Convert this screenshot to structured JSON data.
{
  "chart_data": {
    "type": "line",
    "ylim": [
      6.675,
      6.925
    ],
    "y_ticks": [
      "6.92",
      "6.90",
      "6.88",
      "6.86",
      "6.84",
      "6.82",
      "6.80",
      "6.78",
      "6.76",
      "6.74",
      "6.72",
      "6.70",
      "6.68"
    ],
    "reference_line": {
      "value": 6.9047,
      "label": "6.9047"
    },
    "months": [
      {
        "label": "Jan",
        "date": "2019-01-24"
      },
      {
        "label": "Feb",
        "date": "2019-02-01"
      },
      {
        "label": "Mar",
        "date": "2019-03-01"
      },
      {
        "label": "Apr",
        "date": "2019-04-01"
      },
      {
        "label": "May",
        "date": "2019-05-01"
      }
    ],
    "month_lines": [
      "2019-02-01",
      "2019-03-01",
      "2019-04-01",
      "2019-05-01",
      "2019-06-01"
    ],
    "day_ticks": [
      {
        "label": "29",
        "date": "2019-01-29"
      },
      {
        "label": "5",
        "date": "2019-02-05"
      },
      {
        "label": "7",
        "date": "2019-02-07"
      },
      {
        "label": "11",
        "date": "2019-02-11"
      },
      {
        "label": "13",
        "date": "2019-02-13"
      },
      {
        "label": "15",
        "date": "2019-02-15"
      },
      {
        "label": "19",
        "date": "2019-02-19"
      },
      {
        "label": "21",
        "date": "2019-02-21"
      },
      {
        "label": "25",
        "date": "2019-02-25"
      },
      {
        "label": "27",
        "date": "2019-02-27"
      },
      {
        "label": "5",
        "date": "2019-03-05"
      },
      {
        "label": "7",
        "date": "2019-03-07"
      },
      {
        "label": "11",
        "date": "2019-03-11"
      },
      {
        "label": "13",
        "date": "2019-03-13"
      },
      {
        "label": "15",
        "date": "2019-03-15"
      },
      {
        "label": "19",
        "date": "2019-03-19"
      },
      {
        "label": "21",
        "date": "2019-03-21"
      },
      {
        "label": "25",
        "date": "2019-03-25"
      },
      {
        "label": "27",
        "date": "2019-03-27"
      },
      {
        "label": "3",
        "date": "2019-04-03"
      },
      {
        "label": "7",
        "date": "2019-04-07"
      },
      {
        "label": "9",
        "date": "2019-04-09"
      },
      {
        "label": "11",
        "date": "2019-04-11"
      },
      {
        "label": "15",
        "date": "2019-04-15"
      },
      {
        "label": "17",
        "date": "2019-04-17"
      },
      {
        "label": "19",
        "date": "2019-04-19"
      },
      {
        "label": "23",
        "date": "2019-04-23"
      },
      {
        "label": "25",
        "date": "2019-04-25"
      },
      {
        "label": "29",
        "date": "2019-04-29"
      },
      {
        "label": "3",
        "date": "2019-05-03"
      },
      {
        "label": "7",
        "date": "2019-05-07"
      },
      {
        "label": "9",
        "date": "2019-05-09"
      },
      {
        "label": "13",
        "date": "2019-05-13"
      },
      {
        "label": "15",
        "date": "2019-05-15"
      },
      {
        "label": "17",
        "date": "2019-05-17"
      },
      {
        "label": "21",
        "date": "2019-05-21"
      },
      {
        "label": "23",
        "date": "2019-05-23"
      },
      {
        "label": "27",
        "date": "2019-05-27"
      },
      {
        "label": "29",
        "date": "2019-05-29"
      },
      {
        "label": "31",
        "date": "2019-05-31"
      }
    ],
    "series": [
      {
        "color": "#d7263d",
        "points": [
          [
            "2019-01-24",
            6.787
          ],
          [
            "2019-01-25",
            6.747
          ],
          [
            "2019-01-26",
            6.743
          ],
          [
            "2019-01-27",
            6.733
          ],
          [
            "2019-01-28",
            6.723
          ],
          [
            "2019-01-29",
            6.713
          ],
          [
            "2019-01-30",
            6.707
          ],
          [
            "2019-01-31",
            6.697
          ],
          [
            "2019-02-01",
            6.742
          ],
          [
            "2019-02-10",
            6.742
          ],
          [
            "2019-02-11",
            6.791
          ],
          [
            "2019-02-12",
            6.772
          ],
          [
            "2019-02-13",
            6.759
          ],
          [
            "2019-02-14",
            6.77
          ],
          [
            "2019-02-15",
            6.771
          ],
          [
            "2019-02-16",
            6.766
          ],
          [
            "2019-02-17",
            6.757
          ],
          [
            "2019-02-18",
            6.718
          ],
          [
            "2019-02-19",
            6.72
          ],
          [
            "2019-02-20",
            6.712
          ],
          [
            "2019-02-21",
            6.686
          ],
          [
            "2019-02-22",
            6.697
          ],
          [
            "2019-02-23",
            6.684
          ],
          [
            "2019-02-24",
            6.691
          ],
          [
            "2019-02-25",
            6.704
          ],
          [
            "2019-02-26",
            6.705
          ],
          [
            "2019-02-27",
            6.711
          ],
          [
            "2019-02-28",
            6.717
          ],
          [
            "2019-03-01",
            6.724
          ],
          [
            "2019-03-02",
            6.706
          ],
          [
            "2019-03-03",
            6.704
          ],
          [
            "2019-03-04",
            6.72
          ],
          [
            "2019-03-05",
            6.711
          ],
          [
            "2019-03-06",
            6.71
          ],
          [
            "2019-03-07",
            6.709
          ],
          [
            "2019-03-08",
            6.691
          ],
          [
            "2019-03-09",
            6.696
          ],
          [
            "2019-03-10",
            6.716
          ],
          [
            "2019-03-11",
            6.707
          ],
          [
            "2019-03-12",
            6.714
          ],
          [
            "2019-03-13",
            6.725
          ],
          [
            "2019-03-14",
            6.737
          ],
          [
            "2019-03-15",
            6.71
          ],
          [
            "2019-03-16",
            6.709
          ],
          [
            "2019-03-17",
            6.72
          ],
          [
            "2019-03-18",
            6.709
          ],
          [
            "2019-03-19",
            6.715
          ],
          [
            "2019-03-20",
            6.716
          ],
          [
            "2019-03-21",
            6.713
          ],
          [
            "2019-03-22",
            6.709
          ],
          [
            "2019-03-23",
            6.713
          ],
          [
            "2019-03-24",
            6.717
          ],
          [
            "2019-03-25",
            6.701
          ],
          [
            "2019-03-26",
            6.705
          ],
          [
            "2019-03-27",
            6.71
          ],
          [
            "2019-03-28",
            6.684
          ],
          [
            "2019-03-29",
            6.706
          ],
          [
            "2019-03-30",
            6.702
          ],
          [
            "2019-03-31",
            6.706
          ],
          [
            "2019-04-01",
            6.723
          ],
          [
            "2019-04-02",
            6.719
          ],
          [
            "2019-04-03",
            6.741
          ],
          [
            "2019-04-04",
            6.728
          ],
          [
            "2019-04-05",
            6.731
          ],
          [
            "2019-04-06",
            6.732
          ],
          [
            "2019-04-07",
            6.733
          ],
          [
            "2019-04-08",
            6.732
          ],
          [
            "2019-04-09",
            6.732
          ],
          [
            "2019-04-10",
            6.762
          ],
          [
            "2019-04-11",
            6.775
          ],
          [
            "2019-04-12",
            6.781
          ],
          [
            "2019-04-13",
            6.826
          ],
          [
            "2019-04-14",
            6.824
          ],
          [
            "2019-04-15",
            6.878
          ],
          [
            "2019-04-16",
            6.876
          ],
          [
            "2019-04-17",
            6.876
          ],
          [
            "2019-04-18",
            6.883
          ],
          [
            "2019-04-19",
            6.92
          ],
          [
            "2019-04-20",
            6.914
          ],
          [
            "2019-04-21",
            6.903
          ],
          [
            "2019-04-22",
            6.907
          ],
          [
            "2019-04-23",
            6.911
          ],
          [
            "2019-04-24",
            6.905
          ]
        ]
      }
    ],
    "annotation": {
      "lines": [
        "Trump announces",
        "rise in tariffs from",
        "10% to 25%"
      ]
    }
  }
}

..............................

§ **DIRECTIONS**: Return all of the entries exactly as written.

§ **TASK RESULT**:
Convert this screenshot to structured JSON data.
{
  "chart_data": {
    "type": "line",
    "ylim": [
      6.675,
      6.925
    ],
    "y_ticks": [
      "6.92",
      "6.90",
      "6.88",
      "6.86",
      "6.84",
      "6.82",
      "6.80",
      "6.78",
      "6.76",
      "6.74",
      "6.72",
      "6.70",
      "6.68"
    ],
    "reference_line": {
      "value": 6.9047,
      "label": "6.9047"
    },
    "months": [
      {
        "label": "Jan",
        "date": "2019-01-24"
      },
      {
        "label": "Feb",
        "date": "2019-02-01"
      },
      {
        "label": "Mar",
        "date": "2019-03-01"
      },
      {
        "label": "Apr",
        "date": "2019-04-01"
      },
      {
        "label": "May",
        "date": "2019-05-01"
      }
    ],
    "month_lines": [
      "2019-02-01",
      "2019-03-01",
      "2019-04-01",
      "2019-05-01",
      "2019-06-01"
    ],
    "day_ticks": [
      {
        "label": "29",
        "date": "2019-01-29"
      },
      {
        "label": "5",
        "date": "2019-02-05"
      },
      {
        "label": "7",
        "date": "2019-02-07"
      },
      {
        "label": "11",
        "date": "2019-02-11"
      },
      {
        "label": "13",
        "date": "2019-02-13"
      },
      {
        "label": "15",
        "date": "2019-02-15"
      },
      {
        "label": "19",
        "date": "2019-02-19"
      },
      {
        "label": "21",
        "date": "2019-02-21"
      },
      {
        "label": "25",
        "date": "2019-02-25"
      },
      {
        "label": "27",
        "date": "2019-02-27"
      },
      {
        "label": "5",
        "date": "2019-03-05"
      },
      {
        "label": "7",
        "date": "2019-03-07"
      },
      {
        "label": "11",
        "date": "2019-03-11"
      },
      {
        "label": "13",
        "date": "2019-03-13"
      },
      {
        "label": "15",
        "date": "2019-03-15"
      },
      {
        "label": "19",
        "date": "2019-03-19"
      },
      {
        "label": "21",
        "date": "2019-03-21"
      },
      {
        "label": "25",
        "date": "2019-03-25"
      },
      {
        "label": "27",
        "date": "2019-03-27"
      },
      {
        "label": "3",
        "date": "2019-04-03"
      },
      {
        "label": "7",
        "date": "2019-04-07"
      },
      {
        "label": "9",
        "date": "2019-04-09"
      },
      {
        "label": "11",
        "date": "2019-04-11"
      },
      {
        "label": "15",
        "date": "2019-04-15"
      },
      {
        "label": "17",
        "date": "2019-04-17"
      },
      {
        "label": "19",
        "date": "2019-04-19"
      },
      {
        "label": "23",
        "date": "2019-04-23"
      },
      {
        "label": "25",
        "date": "2019-04-25"
      },
      {
        "label": "29",
        "date": "2019-04-29"
      },
      {
        "label": "3",
        "date": "2019-05-03"
      },
      {
        "label": "7",
        "date": "2019-05-07"
      },
      {
        "label": "9",
        "date": "2019-05-09"
      },
      {
        "label": "13",
        "date": "2019-05-13"
      },
      {
        "label": "15",
        "date": "2019-05-15"
      },
      {
        "label": "17",
        "date": "2019-05-17"
      },
      {
        "label": "21",
        "date": "2019-05-21"
      },
      {
        "label": "23",
        "date": "2019-05-23"
      },
      {
        "label": "27",
        "date": "2019-05-27"
      },
      {
        "label": "29",
        "date": "2019-05-29"
      },
      {
        "label": "31",
        "date": "2019-05-31"
      }
    ],
    "series": [
      {
        "color": "#d7263d",
        "points": [
          [
            "2019-01-24",
            6.787
          ],
          [
            "2019-01-25",
            6.747
          ],
          [
            "2019-01-26",
            6.743
          ],
          [
            "2019-01-27",
            6.733
          ],
          [
            "2019-01-28",
            6.723
          ],
          [
            "2019-01-29",
            6.713
          ],
          [
            "2019-01-30",
            6.707
          ],
          [
            "2019-01-31",
            6.697
          ],
          [
            "2019-02-01",
            6.742
          ],
          [
            "2019-02-10",
            6.742
          ],
          [
            "2019-02-11",
            6.791
          ],
          [
            "2019-02-12",
            6.772
          ],
          [
            "2019-02-13",
            6.759
          ],
          [
            "2019-02-14",
            6.77
          ],
          [
            "2019-02-15",
            6.771
          ],
          [
            "2019-02-16",
            6.766
          ],
          [
            "2019-02-17",
            6.757
          ],
          [
            "2019-02-18",
            6.718
          ],
          [
            "2019-02-19",
            6.72
          ],
          [
            "2019-02-20",
            6.712
          ],
          [
            "2019-02-21",
            6.686
          ],
          [
            "2019-02-22",
            6.697
          ],
          [
            "2019-02-23",
            6.684
          ],
          [
            "2019-02-24",
            6.691
          ],
          [
            "2019-02-25",
            6.704
          ],
          [
            "2019-02-26",
            6.705
          ],
          [
            "2019-02-27",
            6.711
          ],
          [
            "2019-02-28",
            6.717
          ],
          [
            "2019-03-01",
            6.724
          ],
          [
            "2019-03-02",
            6.706
          ],
          [
            "2019-03-03",
            6.704
          ],
          [
            "2019-03-04",
            6.72
          ],
          [
            "2019-03-05",
            6.711
          ],
          [
            "2019-03-06",
            6.71
          ],
          [
            "2019-03-07",
            6.709
          ],
          [
            "2019-03-08",
            6.691
          ],
          [
            "2019-03-09",
            6.696
          ],
          [
            "2019-03-10",
            6.716
          ],
          [
            "2019-03-11",
            6.707
          ],
          [
            "2019-03-12",
            6.714
          ],
          [
            "2019-03-13",
            6.725
          ],
          [
            "2019-03-14",
            6.737
          ],
          [
            "2019-03-15",
            6.71
          ],
          [
            "2019-03-16",
            6.709
          ],
          [
            "2019-03-17",
            6.72
          ],
          [
            "2019-03-18",
            6.709
          ],
          [
            "2019-03-19",
            6.715
          ],
          [
            "2019-03-20",
            6.716
          ],
          [
            "2019-03-21",
            6.713
          ],
          [
            "2019-03-22",
            6.709
          ],
          [
            "2019-03-23",
            6.713
          ],
          [
            "2019-03-24",
            6.717
          ],
          [
            "2019-03-25",
            6.701
          ],
          [
            "2019-03-26",
            6.705
          ],
          [
            "2019-03-27",
            6.71
          ],
          [
            "2019-03-28",
            6.684
          ],
          [
            "2019-03-29",
            6.706
          ],
          [
            "2019-03-30",
            6.702
          ],
          [
            "2019-03-31",
            6.706
          ],
          [
            "2019-04-01",
            6.723
          ],
          [
            "2019-04-02",
            6.719
          ],
          [
            "2019-04-03",
            6.741
          ],
          [
            "2019-04-04",
            6.728
          ],
          [
            "2019-04-05",
            6.731
          ],
          [
            "2019-04-06",
            6.732
          ],
          [
            "2019-04-07",
            6.733
          ],
          [
            "2019-04-08",
            6.732
          ],
          [
            "2019-04-09",
            6.732
          ],
          [
            "2019-04-10",
            6.762
          ],
          [
            "2019-04-11",
            6.775
          ],
          [
            "2019-04-12",
            6.781
          ],
          [
            "2019-04-13",
            6.826
          ],
          [
            "2019-04-14",
            6.824
          ],
          [
            "2019-04-15",
            6.878
          ],
          [
            "2019-04-16",
            6.876
          ],
          [
            "2019-04-17",
            6.876
          ],
          [
            "2019-04-18",
            6.883
          ],
          [
            "2019-04-19",
            6.92
          ],
          [
            "2019-04-20",
            6.914
          ],
          [
            "2019-04-21",
            6.903
          ],
          [
            "2019-04-22",
            6.907
          ],
          [
            "2019-04-23",
            6.911
          ],
          [
            "2019-04-24",
            6.905
          ]
        ]
      }
    ],
    "annotation": {
      "lines": [
        "Trump announces",
        "rise in tariffs from",
        "10% to 25%"
      ]
    }
  }
}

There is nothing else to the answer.